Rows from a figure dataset
============================================================
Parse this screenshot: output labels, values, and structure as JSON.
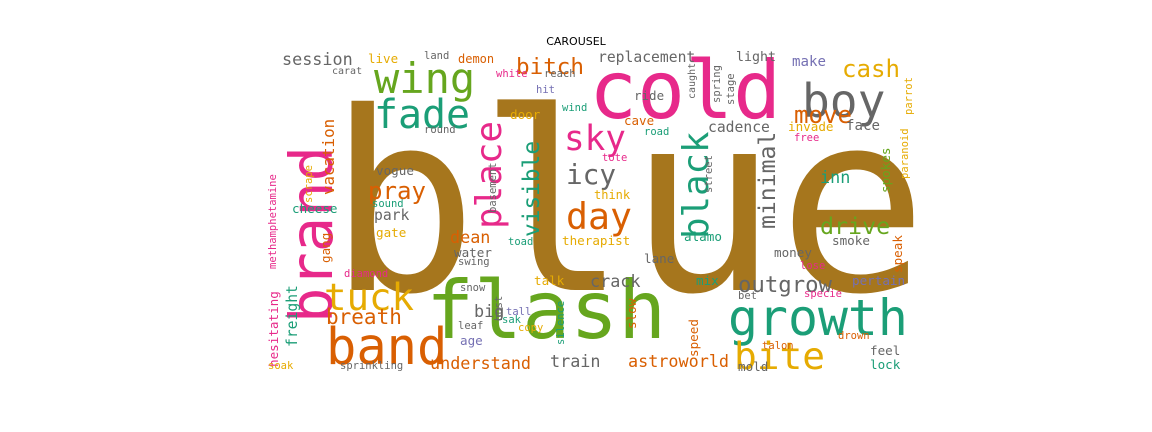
{
  "title": "CAROUSEL",
  "colors": {
    "brown": "#a6761d",
    "pink": "#e7298a",
    "green": "#66a61e",
    "orange": "#d95f02",
    "teal": "#1b9e77",
    "yellow": "#e6ab02",
    "gray": "#666666",
    "purple": "#7570b3"
  },
  "words": [
    {
      "text": "blue",
      "color": "brown"
    },
    {
      "text": "flash",
      "color": "green"
    },
    {
      "text": "cold",
      "color": "pink"
    },
    {
      "text": "brand",
      "color": "pink"
    },
    {
      "text": "growth",
      "color": "teal"
    },
    {
      "text": "band",
      "color": "orange"
    },
    {
      "text": "wing",
      "color": "green"
    },
    {
      "text": "boy",
      "color": "gray"
    },
    {
      "text": "bite",
      "color": "yellow"
    },
    {
      "text": "tuck",
      "color": "yellow"
    },
    {
      "text": "place",
      "color": "pink"
    },
    {
      "text": "black",
      "color": "teal"
    },
    {
      "text": "fade",
      "color": "teal"
    },
    {
      "text": "day",
      "color": "orange"
    },
    {
      "text": "sky",
      "color": "pink"
    },
    {
      "text": "cash",
      "color": "yellow"
    },
    {
      "text": "bitch",
      "color": "orange"
    },
    {
      "text": "visible",
      "color": "teal"
    },
    {
      "text": "icy",
      "color": "gray"
    },
    {
      "text": "move",
      "color": "orange"
    },
    {
      "text": "pray",
      "color": "orange"
    },
    {
      "text": "drive",
      "color": "green"
    },
    {
      "text": "outgrow",
      "color": "gray"
    },
    {
      "text": "minimal",
      "color": "gray"
    },
    {
      "text": "breath",
      "color": "orange"
    },
    {
      "text": "session",
      "color": "gray"
    },
    {
      "text": "astroworld",
      "color": "orange"
    },
    {
      "text": "understand",
      "color": "orange"
    },
    {
      "text": "train",
      "color": "gray"
    },
    {
      "text": "freight",
      "color": "teal"
    },
    {
      "text": "crack",
      "color": "gray"
    },
    {
      "text": "big",
      "color": "gray"
    },
    {
      "text": "vacation",
      "color": "orange"
    },
    {
      "text": "park",
      "color": "gray"
    },
    {
      "text": "inn",
      "color": "teal"
    },
    {
      "text": "dean",
      "color": "orange"
    },
    {
      "text": "replacement",
      "color": "gray"
    },
    {
      "text": "light",
      "color": "gray"
    },
    {
      "text": "make",
      "color": "purple"
    },
    {
      "text": "live",
      "color": "yellow"
    },
    {
      "text": "demon",
      "color": "orange"
    },
    {
      "text": "land",
      "color": "gray"
    },
    {
      "text": "carat",
      "color": "gray"
    },
    {
      "text": "white",
      "color": "pink"
    },
    {
      "text": "reach",
      "color": "gray"
    },
    {
      "text": "hit",
      "color": "purple"
    },
    {
      "text": "wind",
      "color": "teal"
    },
    {
      "text": "ride",
      "color": "gray"
    },
    {
      "text": "caught",
      "color": "gray"
    },
    {
      "text": "spring",
      "color": "gray"
    },
    {
      "text": "stage",
      "color": "gray"
    },
    {
      "text": "parrot",
      "color": "yellow"
    },
    {
      "text": "paranoid",
      "color": "yellow"
    },
    {
      "text": "spokes",
      "color": "green"
    },
    {
      "text": "face",
      "color": "gray"
    },
    {
      "text": "invade",
      "color": "yellow"
    },
    {
      "text": "cadence",
      "color": "gray"
    },
    {
      "text": "cave",
      "color": "orange"
    },
    {
      "text": "road",
      "color": "teal"
    },
    {
      "text": "free",
      "color": "pink"
    },
    {
      "text": "door",
      "color": "yellow"
    },
    {
      "text": "round",
      "color": "gray"
    },
    {
      "text": "vogue",
      "color": "gray"
    },
    {
      "text": "basement",
      "color": "gray"
    },
    {
      "text": "tote",
      "color": "pink"
    },
    {
      "text": "street",
      "color": "gray"
    },
    {
      "text": "think",
      "color": "yellow"
    },
    {
      "text": "methamphetamine",
      "color": "pink"
    },
    {
      "text": "scrape",
      "color": "yellow"
    },
    {
      "text": "sound",
      "color": "teal"
    },
    {
      "text": "cheese",
      "color": "teal"
    },
    {
      "text": "gang",
      "color": "orange"
    },
    {
      "text": "gate",
      "color": "yellow"
    },
    {
      "text": "swing",
      "color": "gray"
    },
    {
      "text": "water",
      "color": "gray"
    },
    {
      "text": "toad",
      "color": "teal"
    },
    {
      "text": "therapist",
      "color": "yellow"
    },
    {
      "text": "alamo",
      "color": "teal"
    },
    {
      "text": "money",
      "color": "gray"
    },
    {
      "text": "smoke",
      "color": "gray"
    },
    {
      "text": "speak",
      "color": "orange"
    },
    {
      "text": "lane",
      "color": "gray"
    },
    {
      "text": "diamond",
      "color": "pink"
    },
    {
      "text": "hesitating",
      "color": "pink"
    },
    {
      "text": "snow",
      "color": "gray"
    },
    {
      "text": "talk",
      "color": "yellow"
    },
    {
      "text": "bust",
      "color": "gray"
    },
    {
      "text": "tall",
      "color": "purple"
    },
    {
      "text": "sak",
      "color": "teal"
    },
    {
      "text": "leaf",
      "color": "gray"
    },
    {
      "text": "copy",
      "color": "yellow"
    },
    {
      "text": "age",
      "color": "purple"
    },
    {
      "text": "silence",
      "color": "teal"
    },
    {
      "text": "slow",
      "color": "orange"
    },
    {
      "text": "mix",
      "color": "teal"
    },
    {
      "text": "speed",
      "color": "orange"
    },
    {
      "text": "lose",
      "color": "pink"
    },
    {
      "text": "bet",
      "color": "gray"
    },
    {
      "text": "specie",
      "color": "pink"
    },
    {
      "text": "pertain",
      "color": "purple"
    },
    {
      "text": "drown",
      "color": "orange"
    },
    {
      "text": "feel",
      "color": "gray"
    },
    {
      "text": "lock",
      "color": "teal"
    },
    {
      "text": "talon",
      "color": "orange"
    },
    {
      "text": "mold",
      "color": "gray"
    },
    {
      "text": "soak",
      "color": "yellow"
    },
    {
      "text": "sprinkling",
      "color": "gray"
    }
  ]
}
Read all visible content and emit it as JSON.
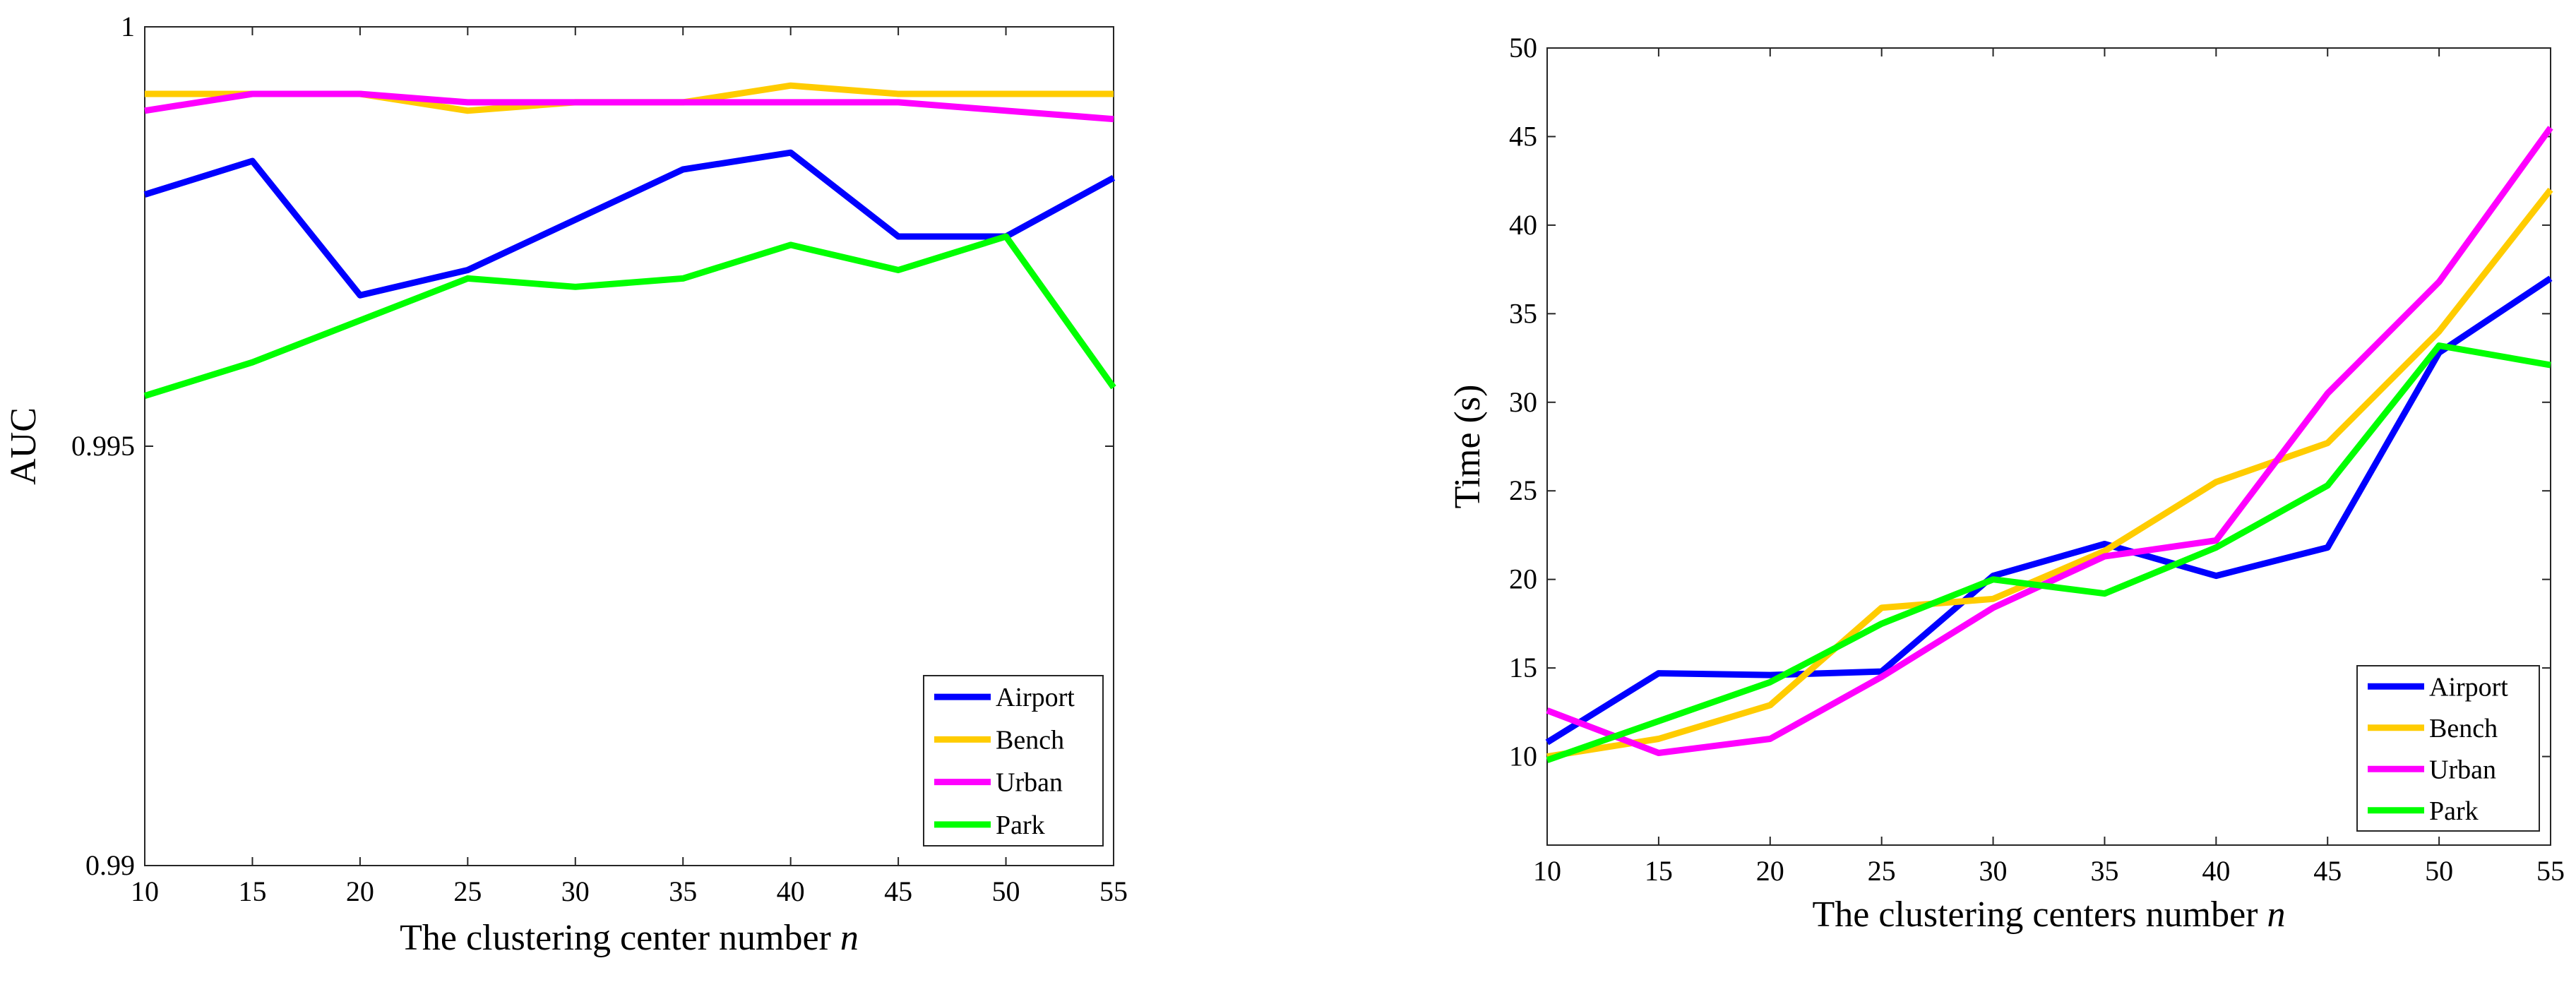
{
  "chart_data": [
    {
      "type": "line",
      "x": [
        10,
        15,
        20,
        25,
        30,
        35,
        40,
        45,
        50,
        55
      ],
      "xlim": [
        10,
        55
      ],
      "ylim": [
        0.99,
        1.0
      ],
      "xticks": [
        "10",
        "15",
        "20",
        "25",
        "30",
        "35",
        "40",
        "45",
        "50",
        "55"
      ],
      "yticks": [
        {
          "value": 0.99,
          "label": "0.99"
        },
        {
          "value": 0.995,
          "label": "0.995"
        },
        {
          "value": 1.0,
          "label": "1"
        }
      ],
      "xlabel": "The clustering center number",
      "xlabel_var": "n",
      "ylabel": "AUC",
      "legend_position": "bottom-right",
      "grid": false,
      "series": [
        {
          "name": "Airport",
          "color": "#0000ff",
          "values": [
            0.998,
            0.9984,
            0.9968,
            0.9971,
            0.9977,
            0.9983,
            0.9985,
            0.9975,
            0.9975,
            0.9982
          ]
        },
        {
          "name": "Bench",
          "color": "#ffcc00",
          "values": [
            0.9992,
            0.9992,
            0.9992,
            0.999,
            0.9991,
            0.9991,
            0.9993,
            0.9992,
            0.9992,
            0.9992
          ]
        },
        {
          "name": "Urban",
          "color": "#ff00ff",
          "values": [
            0.999,
            0.9992,
            0.9992,
            0.9991,
            0.9991,
            0.9991,
            0.9991,
            0.9991,
            0.999,
            0.9989
          ]
        },
        {
          "name": "Park",
          "color": "#00ff00",
          "values": [
            0.9956,
            0.996,
            0.9965,
            0.997,
            0.9969,
            0.997,
            0.9974,
            0.9971,
            0.9975,
            0.9957
          ]
        }
      ]
    },
    {
      "type": "line",
      "x": [
        10,
        15,
        20,
        25,
        30,
        35,
        40,
        45,
        50,
        55
      ],
      "xlim": [
        10,
        55
      ],
      "ylim": [
        5,
        50
      ],
      "xticks": [
        "10",
        "15",
        "20",
        "25",
        "30",
        "35",
        "40",
        "45",
        "50",
        "55"
      ],
      "yticks": [
        {
          "value": 10,
          "label": "10"
        },
        {
          "value": 15,
          "label": "15"
        },
        {
          "value": 20,
          "label": "20"
        },
        {
          "value": 25,
          "label": "25"
        },
        {
          "value": 30,
          "label": "30"
        },
        {
          "value": 35,
          "label": "35"
        },
        {
          "value": 40,
          "label": "40"
        },
        {
          "value": 45,
          "label": "45"
        },
        {
          "value": 50,
          "label": "50"
        }
      ],
      "xlabel": "The clustering centers number",
      "xlabel_var": "n",
      "ylabel": "Time (s)",
      "legend_position": "bottom-right",
      "grid": false,
      "series": [
        {
          "name": "Airport",
          "color": "#0000ff",
          "values": [
            10.8,
            14.7,
            14.6,
            14.8,
            20.2,
            22.0,
            20.2,
            21.8,
            32.8,
            37.0
          ]
        },
        {
          "name": "Bench",
          "color": "#ffcc00",
          "values": [
            10.0,
            11.0,
            12.9,
            18.4,
            18.9,
            21.6,
            25.5,
            27.7,
            34.0,
            42.0
          ]
        },
        {
          "name": "Urban",
          "color": "#ff00ff",
          "values": [
            12.6,
            10.2,
            11.0,
            14.5,
            18.4,
            21.3,
            22.2,
            30.5,
            36.8,
            45.5
          ]
        },
        {
          "name": "Park",
          "color": "#00ff00",
          "values": [
            9.8,
            12.0,
            14.2,
            17.5,
            20.0,
            19.2,
            21.8,
            25.3,
            33.2,
            32.1
          ]
        }
      ]
    }
  ]
}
============================================================
**What you are asked to do:**
Extract all lines from the material above that include the word "number".

**Result for this task:**
      "xlabel": "The clustering center number",
      "xlabel": "The clustering centers number",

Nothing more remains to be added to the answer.